* Passage shown

Still, JXA does provide a strictParameterType
option for disabling this fancy casting behavior in situations where it causes such problems:
theFile = "/Users/has/save-js.pdf";
AI = Application('Adobe Illustrator');
AI.strictParameterType = false;
AI.documents[0].save({in:theFile, as:"pdf",
withOptions:{class:"PDFSaveOptions", trimMarks:true}});
Now the file saves… yay!!!
But wait… A new problem appears, and this is the real deal breaker: the saved file doesn’t contain trim marks or any of the other settings specified by the withOptions
parameter. This is because Illustrator silently ignores the entire ‘save options’ record if isn’t in the correct format. (It really ought to report a bad parameter error, but as experienced AppleScripters you know what these old Carbon warhorses are like, and we forgive them their little quirks because without them AppleScript would be worthless.)

* Data section
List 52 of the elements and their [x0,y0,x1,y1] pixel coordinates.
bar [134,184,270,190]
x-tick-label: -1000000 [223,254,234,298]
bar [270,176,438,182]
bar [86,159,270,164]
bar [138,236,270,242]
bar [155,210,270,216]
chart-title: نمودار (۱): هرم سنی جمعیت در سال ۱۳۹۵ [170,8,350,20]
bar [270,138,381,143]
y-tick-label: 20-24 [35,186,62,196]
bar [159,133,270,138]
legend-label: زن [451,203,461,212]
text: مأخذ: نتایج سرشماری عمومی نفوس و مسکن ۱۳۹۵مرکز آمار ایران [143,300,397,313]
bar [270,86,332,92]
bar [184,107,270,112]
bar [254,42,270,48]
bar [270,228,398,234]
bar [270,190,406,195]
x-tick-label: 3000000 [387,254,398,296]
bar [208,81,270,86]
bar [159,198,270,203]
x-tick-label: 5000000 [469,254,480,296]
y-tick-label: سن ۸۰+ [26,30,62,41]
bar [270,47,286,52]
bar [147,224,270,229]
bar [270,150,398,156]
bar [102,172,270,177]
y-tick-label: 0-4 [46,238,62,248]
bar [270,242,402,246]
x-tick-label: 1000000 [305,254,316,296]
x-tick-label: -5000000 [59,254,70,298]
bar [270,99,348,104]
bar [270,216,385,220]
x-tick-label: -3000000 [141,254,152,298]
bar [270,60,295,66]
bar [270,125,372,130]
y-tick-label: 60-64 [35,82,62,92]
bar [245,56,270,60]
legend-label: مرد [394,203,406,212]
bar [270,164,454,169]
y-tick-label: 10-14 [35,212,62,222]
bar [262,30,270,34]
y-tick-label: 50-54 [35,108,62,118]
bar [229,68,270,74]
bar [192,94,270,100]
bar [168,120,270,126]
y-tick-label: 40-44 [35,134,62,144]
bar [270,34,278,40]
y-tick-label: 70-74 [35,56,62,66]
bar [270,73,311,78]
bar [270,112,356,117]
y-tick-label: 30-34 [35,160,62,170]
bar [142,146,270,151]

* Required action 1
Decide whether each statement agrees with the JXA passage: (a) setting strictParameterType to false lets the file save, (b) the saved file contains trim marks, and (c) Illustrator handles a badly formatted save options record by ignoring it. For each, answer yes or no and quote the words of the passage that decide it.
* Required action 2
List every property name that comes before a colon inside the braces of the save call in the JXA passage.
* Required action 3
Continue the JXA passage, starting after its final sentence.
The data above has nothing to do with the JXA passage.

* Result 1
(a) Yes: "Now the file saves… yay!!!"
(b) No: "the saved file doesn’t contain trim marks or any of the other settings specified by the withOptions"
(c) Yes: "Illustrator silently ignores the entire ‘save options’ record"

* Result 2
in, as, withOptions, class, trimMarks

* Result 3
In this case, the record’s class
property needs to contain a type name, but contains a string instead. Of course, JXA’s fancy auto-casting system was intended to convert strings to the appropriate typeType/typeEnumerator type, and in trivial use-cases - e.g. doc.close({saving:“no”}) - this mechanism works as intended. However, here the relevant string lies deep within a record, with no obvious way for JXA to determine what its type should be. Even if the strictParameterType
option could be left on, the record’s values still wouldn’t be cast correctly since the AI dictionary only describes thewithOptions
parameter’s type as any
. And it’s tricky for the dictionary to be more specific than that, since each saved/exported document format - ai, eps, pdf, etc. - uses a different type of record.
Even if JXA could be “educated” on how to pack such complex parameters correctly, there’s zero guarantee that another application won’t do something very similar but in a slightly different way that causes JXA to puke all over again. So not only does JXA not work properly with Illustrator, the way it’s designed to work makes it incapable of ever working right, because it’ll always choke on some app somewhere.
The correct solution? Do what AppleScript does: allow the user to choose what types of objects they wish to supply, and leave the application to use/coerce/refuse those values as appropriate. They have a far better understand of what’s appropriate than the AE bridge ever will.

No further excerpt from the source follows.